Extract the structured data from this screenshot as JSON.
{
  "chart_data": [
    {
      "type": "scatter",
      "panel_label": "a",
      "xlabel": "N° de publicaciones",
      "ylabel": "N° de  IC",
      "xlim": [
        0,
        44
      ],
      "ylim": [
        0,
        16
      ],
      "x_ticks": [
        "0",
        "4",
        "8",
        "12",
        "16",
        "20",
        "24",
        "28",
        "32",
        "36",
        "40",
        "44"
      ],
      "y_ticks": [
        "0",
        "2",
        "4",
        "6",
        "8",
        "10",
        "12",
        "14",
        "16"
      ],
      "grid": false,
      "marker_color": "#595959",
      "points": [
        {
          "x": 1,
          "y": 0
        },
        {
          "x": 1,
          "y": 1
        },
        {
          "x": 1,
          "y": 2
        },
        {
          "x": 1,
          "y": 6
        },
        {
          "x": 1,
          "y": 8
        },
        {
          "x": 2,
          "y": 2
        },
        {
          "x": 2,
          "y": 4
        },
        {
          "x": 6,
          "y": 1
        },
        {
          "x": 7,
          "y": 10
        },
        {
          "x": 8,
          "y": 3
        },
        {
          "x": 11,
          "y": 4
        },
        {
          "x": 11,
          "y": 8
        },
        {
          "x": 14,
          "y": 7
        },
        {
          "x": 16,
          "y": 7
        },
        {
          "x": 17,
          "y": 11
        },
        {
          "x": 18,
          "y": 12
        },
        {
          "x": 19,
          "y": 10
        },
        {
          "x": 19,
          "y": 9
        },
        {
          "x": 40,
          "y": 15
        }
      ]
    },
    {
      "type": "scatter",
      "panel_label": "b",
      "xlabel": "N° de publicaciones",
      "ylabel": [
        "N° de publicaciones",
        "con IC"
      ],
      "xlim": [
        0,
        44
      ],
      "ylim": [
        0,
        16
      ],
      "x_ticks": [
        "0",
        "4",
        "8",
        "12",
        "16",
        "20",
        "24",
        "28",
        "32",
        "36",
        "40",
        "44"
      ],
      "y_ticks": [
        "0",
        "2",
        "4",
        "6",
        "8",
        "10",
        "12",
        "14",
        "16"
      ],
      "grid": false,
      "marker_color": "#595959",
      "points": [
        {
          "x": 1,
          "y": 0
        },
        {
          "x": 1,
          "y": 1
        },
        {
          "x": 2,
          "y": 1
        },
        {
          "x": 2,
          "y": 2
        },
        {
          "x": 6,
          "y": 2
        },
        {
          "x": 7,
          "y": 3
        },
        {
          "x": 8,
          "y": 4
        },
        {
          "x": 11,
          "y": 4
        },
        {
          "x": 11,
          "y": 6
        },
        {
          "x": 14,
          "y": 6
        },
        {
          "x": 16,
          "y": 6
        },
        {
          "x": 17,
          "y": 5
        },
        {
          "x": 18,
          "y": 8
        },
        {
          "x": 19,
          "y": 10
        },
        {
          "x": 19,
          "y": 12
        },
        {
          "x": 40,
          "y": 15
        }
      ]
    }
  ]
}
****************************************
(Your instructions) Your task is to repeat each line of the material exactly.

(Solution to this task)
Extract the structured data from this screenshot as JSON.
{
  "chart_data": [
    {
      "type": "scatter",
      "panel_label": "a",
      "xlabel": "N° de publicaciones",
      "ylabel": "N° de  IC",
      "xlim": [
        0,
        44
      ],
      "ylim": [
        0,
        16
      ],
      "x_ticks": [
        "0",
        "4",
        "8",
        "12",
        "16",
        "20",
        "24",
        "28",
        "32",
        "36",
        "40",
        "44"
      ],
      "y_ticks": [
        "0",
        "2",
        "4",
        "6",
        "8",
        "10",
        "12",
        "14",
        "16"
      ],
      "grid": false,
      "marker_color": "#595959",
      "points": [
        {
          "x": 1,
          "y": 0
        },
        {
          "x": 1,
          "y": 1
        },
        {
          "x": 1,
          "y": 2
        },
        {
          "x": 1,
          "y": 6
        },
        {
          "x": 1,
          "y": 8
        },
        {
          "x": 2,
          "y": 2
        },
        {
          "x": 2,
          "y": 4
        },
        {
          "x": 6,
          "y": 1
        },
        {
          "x": 7,
          "y": 10
        },
        {
          "x": 8,
          "y": 3
        },
        {
          "x": 11,
          "y": 4
        },
        {
          "x": 11,
          "y": 8
        },
        {
          "x": 14,
          "y": 7
        },
        {
          "x": 16,
          "y": 7
        },
        {
          "x": 17,
          "y": 11
        },
        {
          "x": 18,
          "y": 12
        },
        {
          "x": 19,
          "y": 10
        },
        {
          "x": 19,
          "y": 9
        },
        {
          "x": 40,
          "y": 15
        }
      ]
    },
    {
      "type": "scatter",
      "panel_label": "b",
      "xlabel": "N° de publicaciones",
      "ylabel": [
        "N° de publicaciones",
        "con IC"
      ],
      "xlim": [
        0,
        44
      ],
      "ylim": [
        0,
        16
      ],
      "x_ticks": [
        "0",
        "4",
        "8",
        "12",
        "16",
        "20",
        "24",
        "28",
        "32",
        "36",
        "40",
        "44"
      ],
      "y_ticks": [
        "0",
        "2",
        "4",
        "6",
        "8",
        "10",
        "12",
        "14",
        "16"
      ],
      "grid": false,
      "marker_color": "#595959",
      "points": [
        {
          "x": 1,
          "y": 0
        },
        {
          "x": 1,
          "y": 1
        },
        {
          "x": 2,
          "y": 1
        },
        {
          "x": 2,
          "y": 2
        },
        {
          "x": 6,
          "y": 2
        },
        {
          "x": 7,
          "y": 3
        },
        {
          "x": 8,
          "y": 4
        },
        {
          "x": 11,
          "y": 4
        },
        {
          "x": 11,
          "y": 6
        },
        {
          "x": 14,
          "y": 6
        },
        {
          "x": 16,
          "y": 6
        },
        {
          "x": 17,
          "y": 5
        },
        {
          "x": 18,
          "y": 8
        },
        {
          "x": 19,
          "y": 10
        },
        {
          "x": 19,
          "y": 12
        },
        {
          "x": 40,
          "y": 15
        }
      ]
    }
  ]
}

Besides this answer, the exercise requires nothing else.